**Collection entries:**

++++

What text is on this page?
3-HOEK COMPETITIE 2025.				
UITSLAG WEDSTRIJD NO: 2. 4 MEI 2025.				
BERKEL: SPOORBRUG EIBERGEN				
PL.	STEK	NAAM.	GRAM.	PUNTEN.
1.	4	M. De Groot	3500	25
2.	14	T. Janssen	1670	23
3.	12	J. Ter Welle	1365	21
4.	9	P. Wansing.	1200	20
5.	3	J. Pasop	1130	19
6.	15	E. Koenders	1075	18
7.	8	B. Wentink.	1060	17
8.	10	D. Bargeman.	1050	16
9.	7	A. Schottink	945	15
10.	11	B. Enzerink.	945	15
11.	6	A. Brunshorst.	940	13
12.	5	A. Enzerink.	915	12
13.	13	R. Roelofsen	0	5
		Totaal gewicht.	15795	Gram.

++++

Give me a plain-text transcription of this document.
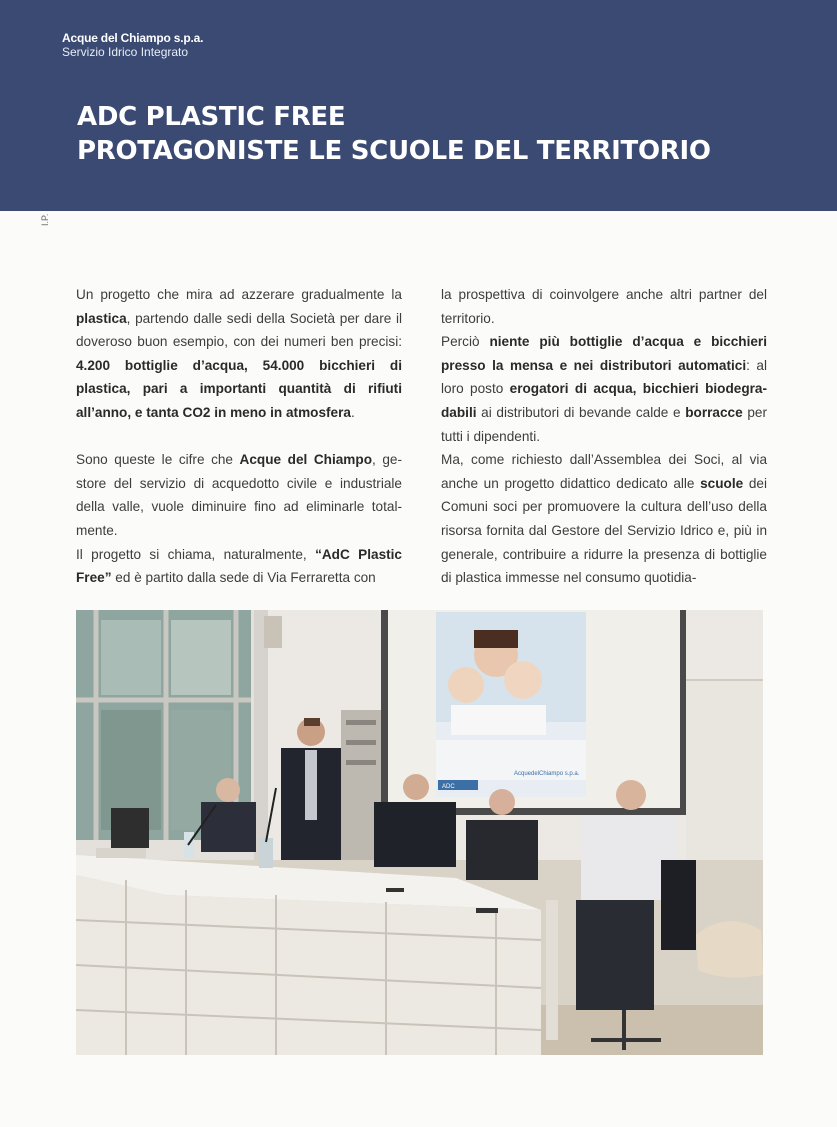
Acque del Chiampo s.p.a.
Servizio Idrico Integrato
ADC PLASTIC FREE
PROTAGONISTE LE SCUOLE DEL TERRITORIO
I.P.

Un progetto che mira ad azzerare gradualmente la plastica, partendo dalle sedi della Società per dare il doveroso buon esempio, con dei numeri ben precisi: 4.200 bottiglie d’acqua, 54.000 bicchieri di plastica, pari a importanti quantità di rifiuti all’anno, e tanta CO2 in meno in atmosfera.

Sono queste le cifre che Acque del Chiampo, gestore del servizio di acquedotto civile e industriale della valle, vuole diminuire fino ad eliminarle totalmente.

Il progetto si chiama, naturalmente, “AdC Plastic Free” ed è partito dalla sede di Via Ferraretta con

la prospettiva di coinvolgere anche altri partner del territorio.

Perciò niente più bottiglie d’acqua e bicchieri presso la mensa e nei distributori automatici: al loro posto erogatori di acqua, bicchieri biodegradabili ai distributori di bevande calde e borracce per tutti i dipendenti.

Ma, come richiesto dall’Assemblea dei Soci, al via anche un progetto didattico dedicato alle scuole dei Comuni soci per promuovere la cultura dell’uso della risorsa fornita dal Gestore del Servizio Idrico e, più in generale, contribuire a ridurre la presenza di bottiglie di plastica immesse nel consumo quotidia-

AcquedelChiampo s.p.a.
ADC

++++

For the listing above, give the number of lines in which the string "Idrico" occurs, and nothing else.

**SOLUTION FOR THIS EXERCISE:**
2